▶ [DESCRIPTION OF THE TASK] Examine the records and identify each line that includes the string "marker". Copy those lines.
** start MATERIAL **
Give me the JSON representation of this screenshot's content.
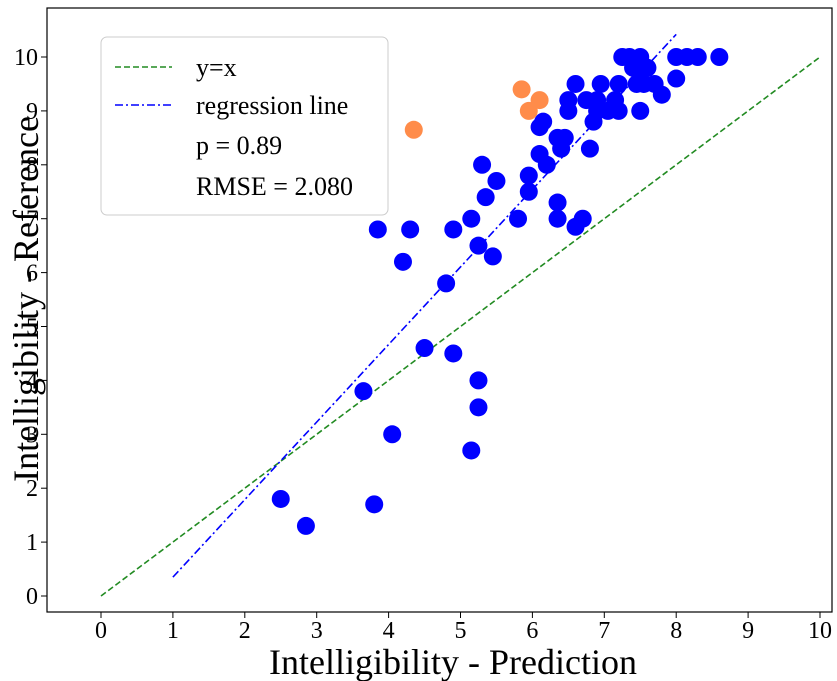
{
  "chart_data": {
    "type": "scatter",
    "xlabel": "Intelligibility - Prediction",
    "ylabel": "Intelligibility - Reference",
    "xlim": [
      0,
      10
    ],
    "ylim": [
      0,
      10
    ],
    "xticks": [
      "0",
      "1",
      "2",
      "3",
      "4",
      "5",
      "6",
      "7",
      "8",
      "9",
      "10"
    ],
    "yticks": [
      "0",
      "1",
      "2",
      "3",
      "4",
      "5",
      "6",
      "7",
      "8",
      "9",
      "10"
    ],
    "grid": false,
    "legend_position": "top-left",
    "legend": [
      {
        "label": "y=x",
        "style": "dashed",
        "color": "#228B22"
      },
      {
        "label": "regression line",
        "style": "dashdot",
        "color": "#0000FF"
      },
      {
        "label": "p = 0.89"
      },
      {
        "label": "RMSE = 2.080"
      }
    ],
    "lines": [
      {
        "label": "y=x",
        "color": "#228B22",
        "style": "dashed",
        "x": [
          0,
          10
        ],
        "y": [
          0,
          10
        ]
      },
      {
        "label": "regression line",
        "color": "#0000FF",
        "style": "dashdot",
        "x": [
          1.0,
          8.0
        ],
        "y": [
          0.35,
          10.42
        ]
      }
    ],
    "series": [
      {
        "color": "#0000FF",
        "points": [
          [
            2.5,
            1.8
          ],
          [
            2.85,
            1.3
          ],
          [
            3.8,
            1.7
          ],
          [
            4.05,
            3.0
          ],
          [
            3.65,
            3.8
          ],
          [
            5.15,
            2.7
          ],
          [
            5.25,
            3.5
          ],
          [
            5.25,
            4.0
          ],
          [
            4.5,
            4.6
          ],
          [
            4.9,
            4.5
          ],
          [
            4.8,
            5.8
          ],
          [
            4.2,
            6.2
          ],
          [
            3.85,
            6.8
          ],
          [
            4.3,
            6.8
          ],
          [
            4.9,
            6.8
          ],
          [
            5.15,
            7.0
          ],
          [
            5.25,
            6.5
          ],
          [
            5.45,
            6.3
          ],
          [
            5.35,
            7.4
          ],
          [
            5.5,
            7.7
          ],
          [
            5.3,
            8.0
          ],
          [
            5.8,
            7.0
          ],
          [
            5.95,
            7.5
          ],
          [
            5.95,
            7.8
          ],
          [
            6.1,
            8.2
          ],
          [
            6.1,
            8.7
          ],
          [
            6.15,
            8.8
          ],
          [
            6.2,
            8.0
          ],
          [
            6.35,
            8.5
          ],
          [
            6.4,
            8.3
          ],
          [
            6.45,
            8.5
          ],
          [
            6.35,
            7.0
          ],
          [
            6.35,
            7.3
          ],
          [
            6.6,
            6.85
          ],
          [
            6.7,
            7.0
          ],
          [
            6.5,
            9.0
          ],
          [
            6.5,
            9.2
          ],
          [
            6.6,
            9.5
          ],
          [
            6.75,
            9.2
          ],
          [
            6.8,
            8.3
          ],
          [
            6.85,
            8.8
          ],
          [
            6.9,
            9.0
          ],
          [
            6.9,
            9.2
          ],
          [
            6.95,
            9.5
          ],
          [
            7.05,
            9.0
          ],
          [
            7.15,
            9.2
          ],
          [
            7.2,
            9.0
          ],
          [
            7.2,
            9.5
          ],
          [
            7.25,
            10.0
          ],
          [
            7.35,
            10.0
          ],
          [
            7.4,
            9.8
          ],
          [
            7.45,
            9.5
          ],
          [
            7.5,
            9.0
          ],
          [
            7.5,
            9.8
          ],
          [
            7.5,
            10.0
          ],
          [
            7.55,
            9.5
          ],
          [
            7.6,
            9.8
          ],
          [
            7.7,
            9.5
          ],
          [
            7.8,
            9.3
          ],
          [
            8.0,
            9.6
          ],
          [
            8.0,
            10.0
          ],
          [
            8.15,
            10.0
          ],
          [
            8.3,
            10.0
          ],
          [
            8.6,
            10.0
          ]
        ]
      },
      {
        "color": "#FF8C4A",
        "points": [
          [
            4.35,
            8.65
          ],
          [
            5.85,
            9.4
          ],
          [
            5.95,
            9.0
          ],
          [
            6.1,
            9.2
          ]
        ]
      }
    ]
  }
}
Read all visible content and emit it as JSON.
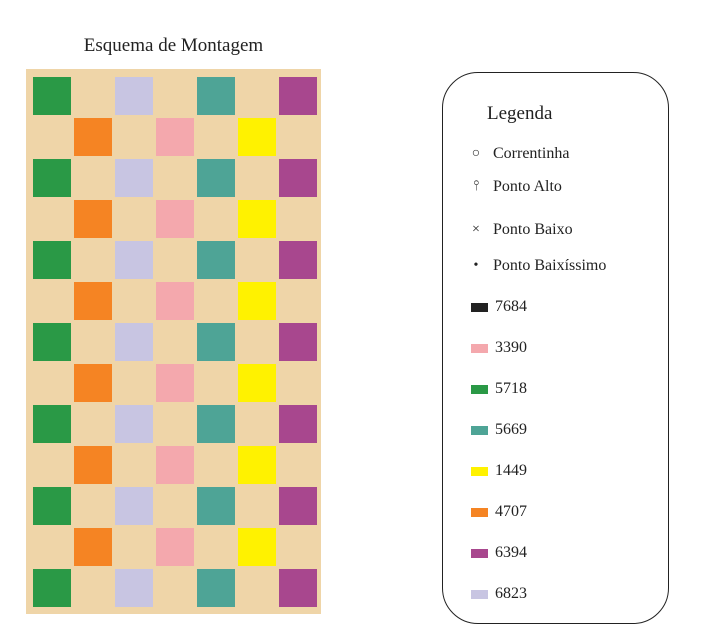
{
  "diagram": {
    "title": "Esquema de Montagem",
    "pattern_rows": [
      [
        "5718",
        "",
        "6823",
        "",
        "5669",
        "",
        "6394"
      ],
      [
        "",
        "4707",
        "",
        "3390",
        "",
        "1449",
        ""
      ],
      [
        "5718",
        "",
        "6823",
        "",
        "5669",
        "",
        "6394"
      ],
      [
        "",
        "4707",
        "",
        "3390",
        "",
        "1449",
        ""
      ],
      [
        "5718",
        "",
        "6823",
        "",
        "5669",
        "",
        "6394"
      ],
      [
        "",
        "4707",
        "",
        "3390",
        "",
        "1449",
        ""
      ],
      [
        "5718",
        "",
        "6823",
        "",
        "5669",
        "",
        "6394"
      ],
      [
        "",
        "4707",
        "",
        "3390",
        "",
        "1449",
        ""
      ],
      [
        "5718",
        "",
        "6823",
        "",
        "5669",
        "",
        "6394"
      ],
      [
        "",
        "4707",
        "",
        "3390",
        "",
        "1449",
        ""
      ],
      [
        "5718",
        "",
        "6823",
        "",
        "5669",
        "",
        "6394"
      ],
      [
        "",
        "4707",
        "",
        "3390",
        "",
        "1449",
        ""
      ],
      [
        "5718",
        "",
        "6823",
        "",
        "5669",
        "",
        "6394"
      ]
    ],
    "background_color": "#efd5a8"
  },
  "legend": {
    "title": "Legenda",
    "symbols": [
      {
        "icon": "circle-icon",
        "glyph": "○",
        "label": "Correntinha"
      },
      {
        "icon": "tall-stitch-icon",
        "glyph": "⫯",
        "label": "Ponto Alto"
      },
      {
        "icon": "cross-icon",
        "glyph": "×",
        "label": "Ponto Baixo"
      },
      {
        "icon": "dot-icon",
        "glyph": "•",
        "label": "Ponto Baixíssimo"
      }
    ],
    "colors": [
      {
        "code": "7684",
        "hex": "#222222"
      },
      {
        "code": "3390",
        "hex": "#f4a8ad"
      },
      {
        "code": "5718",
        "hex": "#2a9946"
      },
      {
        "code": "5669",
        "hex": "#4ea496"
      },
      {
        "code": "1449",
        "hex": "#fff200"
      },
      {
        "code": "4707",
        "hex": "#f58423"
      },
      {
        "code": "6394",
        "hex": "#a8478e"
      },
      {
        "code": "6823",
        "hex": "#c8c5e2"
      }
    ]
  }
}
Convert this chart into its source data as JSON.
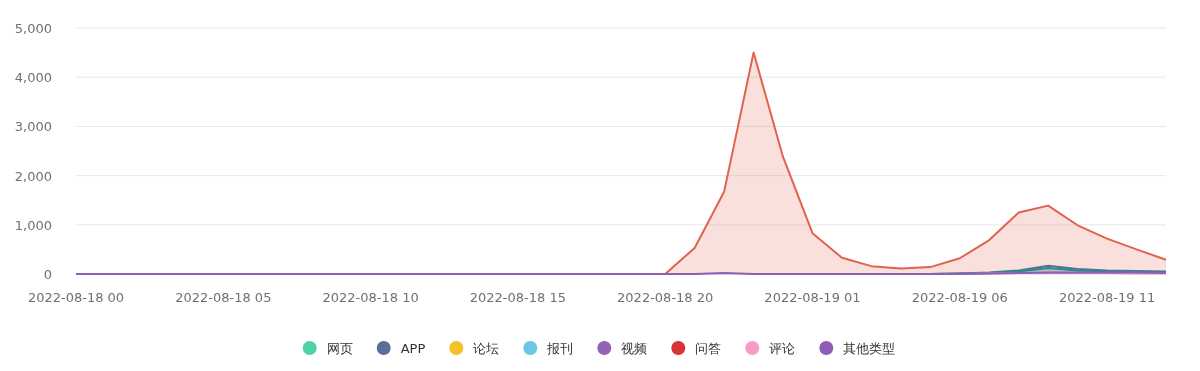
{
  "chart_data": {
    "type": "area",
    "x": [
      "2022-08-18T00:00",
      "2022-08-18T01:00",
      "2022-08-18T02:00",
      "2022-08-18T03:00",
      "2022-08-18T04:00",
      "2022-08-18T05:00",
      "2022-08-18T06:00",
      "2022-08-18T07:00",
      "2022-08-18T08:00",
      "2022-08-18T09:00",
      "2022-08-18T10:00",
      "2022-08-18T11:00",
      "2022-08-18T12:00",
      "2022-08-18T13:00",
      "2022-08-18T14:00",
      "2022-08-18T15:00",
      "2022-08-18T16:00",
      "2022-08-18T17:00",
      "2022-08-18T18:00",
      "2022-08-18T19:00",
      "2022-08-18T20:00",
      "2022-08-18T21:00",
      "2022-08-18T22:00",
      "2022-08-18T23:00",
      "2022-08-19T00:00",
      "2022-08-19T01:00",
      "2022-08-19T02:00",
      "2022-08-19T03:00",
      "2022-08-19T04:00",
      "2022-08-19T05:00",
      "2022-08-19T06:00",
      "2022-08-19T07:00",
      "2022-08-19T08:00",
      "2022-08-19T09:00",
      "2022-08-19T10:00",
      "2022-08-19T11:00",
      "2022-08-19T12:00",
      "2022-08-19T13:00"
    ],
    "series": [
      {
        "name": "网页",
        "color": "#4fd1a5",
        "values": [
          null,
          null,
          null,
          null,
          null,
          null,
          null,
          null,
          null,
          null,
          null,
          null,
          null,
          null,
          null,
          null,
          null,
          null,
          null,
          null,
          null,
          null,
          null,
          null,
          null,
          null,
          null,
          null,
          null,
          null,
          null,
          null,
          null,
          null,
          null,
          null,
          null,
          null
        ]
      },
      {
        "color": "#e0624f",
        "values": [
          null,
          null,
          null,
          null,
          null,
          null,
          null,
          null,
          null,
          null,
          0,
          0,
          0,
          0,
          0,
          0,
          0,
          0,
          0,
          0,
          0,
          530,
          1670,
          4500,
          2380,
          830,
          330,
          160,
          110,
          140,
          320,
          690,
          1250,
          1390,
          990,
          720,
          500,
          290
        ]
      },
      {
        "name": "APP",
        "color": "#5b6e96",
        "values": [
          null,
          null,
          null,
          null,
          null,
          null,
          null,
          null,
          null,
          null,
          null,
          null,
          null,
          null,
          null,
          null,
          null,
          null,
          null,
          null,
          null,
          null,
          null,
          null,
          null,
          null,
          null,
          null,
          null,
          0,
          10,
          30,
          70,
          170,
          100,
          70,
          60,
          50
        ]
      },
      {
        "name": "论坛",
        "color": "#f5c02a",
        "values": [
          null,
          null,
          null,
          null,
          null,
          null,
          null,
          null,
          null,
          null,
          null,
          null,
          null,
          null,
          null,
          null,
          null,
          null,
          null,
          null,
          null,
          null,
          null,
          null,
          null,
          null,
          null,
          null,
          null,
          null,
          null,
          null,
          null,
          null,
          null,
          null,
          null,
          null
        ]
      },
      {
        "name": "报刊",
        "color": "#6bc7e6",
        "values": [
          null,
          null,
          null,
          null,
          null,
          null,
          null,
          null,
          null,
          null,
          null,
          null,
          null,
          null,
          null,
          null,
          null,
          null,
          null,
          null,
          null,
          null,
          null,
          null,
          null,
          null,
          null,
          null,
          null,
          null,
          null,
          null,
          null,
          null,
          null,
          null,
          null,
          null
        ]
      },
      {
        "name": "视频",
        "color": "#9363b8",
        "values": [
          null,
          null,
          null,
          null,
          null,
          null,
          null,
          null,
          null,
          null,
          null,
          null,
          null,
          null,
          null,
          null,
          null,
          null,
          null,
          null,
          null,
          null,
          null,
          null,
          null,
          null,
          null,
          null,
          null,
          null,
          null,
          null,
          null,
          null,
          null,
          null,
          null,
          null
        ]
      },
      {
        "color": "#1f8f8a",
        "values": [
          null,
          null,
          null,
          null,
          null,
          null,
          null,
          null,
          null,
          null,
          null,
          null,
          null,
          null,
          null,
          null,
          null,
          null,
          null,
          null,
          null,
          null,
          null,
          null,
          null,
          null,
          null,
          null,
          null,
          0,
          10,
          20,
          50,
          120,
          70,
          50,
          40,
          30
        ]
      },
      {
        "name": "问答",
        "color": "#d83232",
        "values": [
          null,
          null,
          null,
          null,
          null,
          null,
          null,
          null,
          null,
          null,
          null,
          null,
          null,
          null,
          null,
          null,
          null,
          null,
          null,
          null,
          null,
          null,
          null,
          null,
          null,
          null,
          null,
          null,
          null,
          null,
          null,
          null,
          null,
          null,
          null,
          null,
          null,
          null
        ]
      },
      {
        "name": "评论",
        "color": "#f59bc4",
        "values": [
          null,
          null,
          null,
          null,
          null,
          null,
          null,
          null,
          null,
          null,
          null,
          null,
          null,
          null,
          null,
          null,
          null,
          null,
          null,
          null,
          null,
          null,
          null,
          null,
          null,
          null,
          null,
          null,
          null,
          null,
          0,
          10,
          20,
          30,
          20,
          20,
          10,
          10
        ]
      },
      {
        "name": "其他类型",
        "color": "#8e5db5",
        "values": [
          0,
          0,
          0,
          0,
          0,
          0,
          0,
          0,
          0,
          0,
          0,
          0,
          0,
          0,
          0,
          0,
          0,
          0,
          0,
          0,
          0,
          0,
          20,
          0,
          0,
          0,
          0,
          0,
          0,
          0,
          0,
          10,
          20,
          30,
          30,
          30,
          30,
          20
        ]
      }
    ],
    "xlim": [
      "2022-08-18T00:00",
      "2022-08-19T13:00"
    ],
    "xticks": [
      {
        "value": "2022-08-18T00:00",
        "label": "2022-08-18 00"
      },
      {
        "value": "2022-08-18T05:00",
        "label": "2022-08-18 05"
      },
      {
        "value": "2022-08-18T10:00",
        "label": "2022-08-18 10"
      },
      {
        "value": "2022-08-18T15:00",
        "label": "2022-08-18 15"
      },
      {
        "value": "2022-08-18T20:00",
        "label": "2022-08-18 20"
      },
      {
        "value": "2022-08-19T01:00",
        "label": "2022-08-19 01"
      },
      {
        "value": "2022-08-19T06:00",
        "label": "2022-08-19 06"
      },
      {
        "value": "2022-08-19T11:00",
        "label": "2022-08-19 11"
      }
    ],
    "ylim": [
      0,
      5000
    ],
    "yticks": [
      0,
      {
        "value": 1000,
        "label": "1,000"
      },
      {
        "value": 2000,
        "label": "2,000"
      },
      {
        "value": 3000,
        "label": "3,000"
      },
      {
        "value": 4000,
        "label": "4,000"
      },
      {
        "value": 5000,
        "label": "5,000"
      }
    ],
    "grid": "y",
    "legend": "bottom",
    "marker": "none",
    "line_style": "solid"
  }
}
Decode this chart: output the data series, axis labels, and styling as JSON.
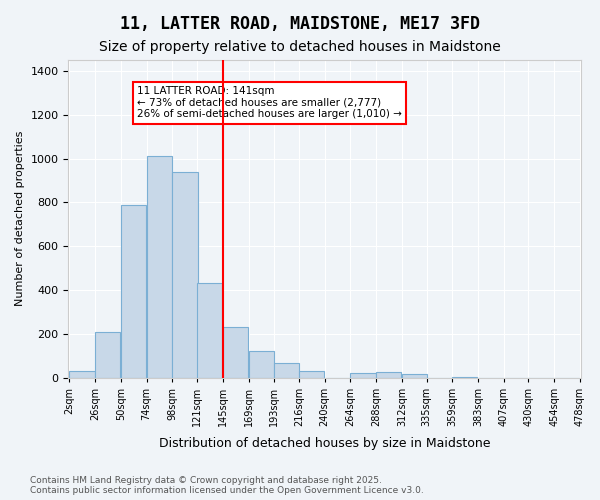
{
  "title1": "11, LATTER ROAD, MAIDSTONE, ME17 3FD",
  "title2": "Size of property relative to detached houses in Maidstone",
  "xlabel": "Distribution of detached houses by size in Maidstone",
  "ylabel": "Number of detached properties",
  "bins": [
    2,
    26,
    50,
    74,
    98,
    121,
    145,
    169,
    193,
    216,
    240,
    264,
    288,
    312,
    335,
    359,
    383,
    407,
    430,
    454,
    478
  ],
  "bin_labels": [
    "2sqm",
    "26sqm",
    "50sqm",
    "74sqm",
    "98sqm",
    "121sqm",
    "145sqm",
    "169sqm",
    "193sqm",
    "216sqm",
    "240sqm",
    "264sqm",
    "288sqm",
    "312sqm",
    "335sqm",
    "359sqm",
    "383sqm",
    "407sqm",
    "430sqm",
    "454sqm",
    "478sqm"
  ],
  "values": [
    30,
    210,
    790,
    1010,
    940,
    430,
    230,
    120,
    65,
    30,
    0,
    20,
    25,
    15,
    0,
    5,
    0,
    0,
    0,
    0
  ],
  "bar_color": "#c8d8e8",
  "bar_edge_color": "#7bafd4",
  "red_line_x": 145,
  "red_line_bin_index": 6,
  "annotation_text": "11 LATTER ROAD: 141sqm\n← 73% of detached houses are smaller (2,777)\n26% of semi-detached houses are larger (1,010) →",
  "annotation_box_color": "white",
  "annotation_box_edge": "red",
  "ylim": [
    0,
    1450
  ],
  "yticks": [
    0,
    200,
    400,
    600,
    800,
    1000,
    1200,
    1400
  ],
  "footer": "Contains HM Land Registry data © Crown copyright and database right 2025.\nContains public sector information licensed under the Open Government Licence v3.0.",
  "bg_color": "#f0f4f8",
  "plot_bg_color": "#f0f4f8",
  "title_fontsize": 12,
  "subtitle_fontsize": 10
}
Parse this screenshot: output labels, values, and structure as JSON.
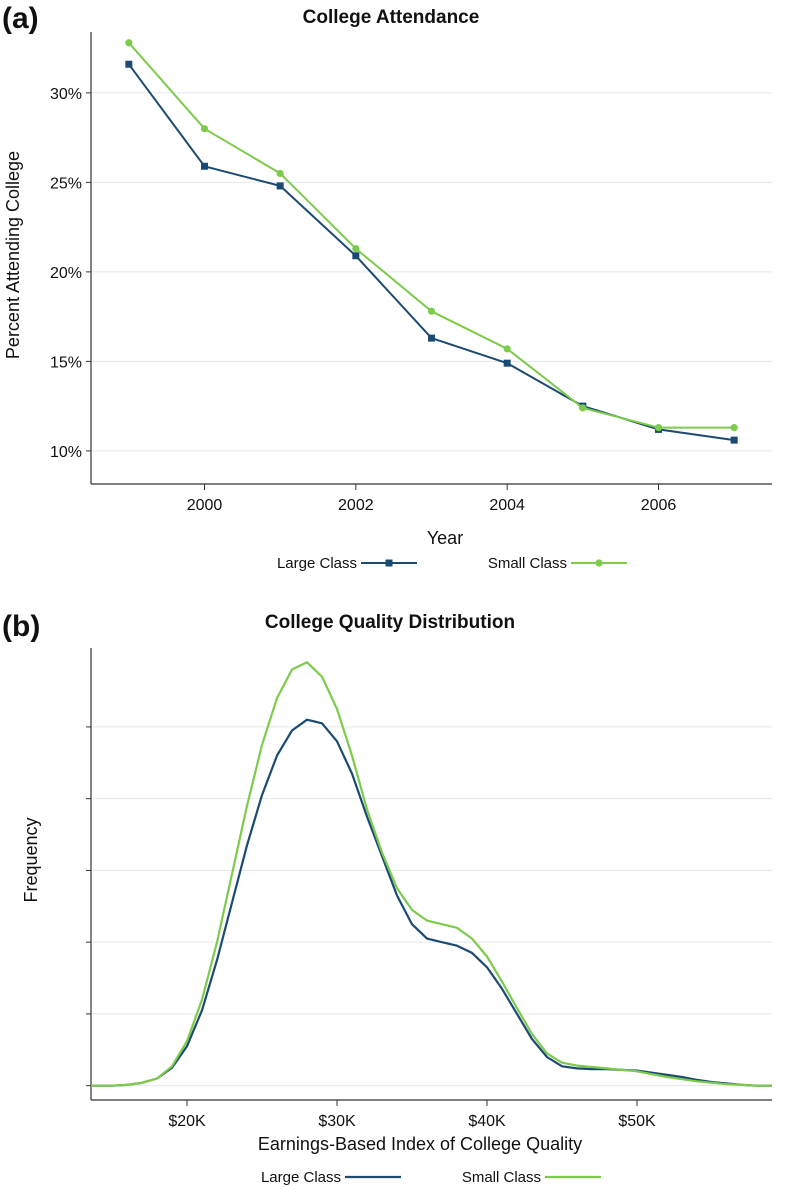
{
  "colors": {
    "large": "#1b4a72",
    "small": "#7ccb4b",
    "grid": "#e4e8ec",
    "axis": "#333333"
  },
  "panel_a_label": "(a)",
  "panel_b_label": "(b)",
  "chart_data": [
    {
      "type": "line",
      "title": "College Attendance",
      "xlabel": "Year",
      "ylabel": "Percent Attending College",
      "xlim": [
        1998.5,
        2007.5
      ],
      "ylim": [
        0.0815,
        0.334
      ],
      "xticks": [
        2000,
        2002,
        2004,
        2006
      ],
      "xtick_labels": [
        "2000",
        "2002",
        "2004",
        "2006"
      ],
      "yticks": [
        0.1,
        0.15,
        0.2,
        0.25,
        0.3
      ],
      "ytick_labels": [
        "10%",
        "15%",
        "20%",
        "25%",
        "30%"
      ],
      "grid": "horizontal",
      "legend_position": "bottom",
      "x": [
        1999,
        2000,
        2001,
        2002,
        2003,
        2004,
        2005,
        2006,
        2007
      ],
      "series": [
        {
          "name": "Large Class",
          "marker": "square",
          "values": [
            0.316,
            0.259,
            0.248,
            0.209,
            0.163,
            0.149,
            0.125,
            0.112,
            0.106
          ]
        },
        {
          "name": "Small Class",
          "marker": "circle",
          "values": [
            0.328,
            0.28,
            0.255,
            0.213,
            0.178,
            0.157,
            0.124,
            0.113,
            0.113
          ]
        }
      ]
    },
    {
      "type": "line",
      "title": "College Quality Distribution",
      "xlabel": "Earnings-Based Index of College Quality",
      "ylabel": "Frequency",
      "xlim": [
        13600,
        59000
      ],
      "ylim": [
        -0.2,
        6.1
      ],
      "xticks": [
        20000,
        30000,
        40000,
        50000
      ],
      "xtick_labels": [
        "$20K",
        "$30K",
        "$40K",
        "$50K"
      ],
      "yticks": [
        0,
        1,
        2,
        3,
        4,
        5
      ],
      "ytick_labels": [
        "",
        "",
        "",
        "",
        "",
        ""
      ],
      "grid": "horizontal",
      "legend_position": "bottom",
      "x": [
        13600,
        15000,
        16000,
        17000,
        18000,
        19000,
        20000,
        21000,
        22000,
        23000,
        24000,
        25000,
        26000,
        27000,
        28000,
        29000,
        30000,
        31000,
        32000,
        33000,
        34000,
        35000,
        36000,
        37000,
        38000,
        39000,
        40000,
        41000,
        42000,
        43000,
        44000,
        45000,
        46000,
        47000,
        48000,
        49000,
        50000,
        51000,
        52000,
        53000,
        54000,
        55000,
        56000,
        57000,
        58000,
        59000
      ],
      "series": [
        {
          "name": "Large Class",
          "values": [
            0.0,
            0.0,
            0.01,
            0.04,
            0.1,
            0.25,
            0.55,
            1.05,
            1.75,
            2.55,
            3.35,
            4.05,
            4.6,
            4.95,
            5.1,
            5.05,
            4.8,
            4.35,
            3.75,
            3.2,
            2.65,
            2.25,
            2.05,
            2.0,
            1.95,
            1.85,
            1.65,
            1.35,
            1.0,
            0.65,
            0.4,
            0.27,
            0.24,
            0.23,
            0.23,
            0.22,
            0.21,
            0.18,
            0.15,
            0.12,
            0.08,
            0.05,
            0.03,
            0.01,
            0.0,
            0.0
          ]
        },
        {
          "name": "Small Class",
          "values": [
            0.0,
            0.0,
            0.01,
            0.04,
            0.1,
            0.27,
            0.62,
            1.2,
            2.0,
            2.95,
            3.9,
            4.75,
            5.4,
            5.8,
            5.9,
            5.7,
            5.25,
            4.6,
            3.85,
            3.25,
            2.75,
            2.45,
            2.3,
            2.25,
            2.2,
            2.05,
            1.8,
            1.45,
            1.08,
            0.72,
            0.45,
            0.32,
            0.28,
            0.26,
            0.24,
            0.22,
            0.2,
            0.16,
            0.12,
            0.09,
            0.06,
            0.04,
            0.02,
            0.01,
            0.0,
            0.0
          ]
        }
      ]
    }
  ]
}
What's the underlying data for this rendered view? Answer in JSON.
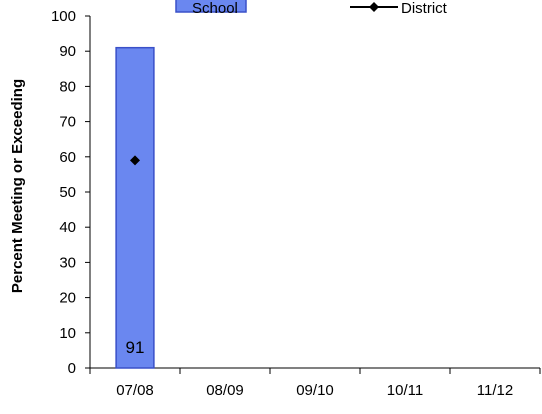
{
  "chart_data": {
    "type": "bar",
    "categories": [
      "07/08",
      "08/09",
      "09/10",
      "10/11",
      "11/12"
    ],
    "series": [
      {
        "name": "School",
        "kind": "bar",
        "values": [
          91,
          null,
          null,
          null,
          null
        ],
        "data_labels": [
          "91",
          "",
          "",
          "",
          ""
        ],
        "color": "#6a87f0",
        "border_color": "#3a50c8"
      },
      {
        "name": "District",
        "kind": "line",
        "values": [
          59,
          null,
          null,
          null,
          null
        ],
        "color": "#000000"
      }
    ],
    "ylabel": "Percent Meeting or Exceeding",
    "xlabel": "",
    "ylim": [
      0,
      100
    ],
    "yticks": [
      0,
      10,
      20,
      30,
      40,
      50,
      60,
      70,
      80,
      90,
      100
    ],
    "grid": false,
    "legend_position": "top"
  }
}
** end MATERIAL **
▶ [RESPONSE TO THE EXERCISE]
    "marker": "none",
          "marker": "square",
          "marker": "circle",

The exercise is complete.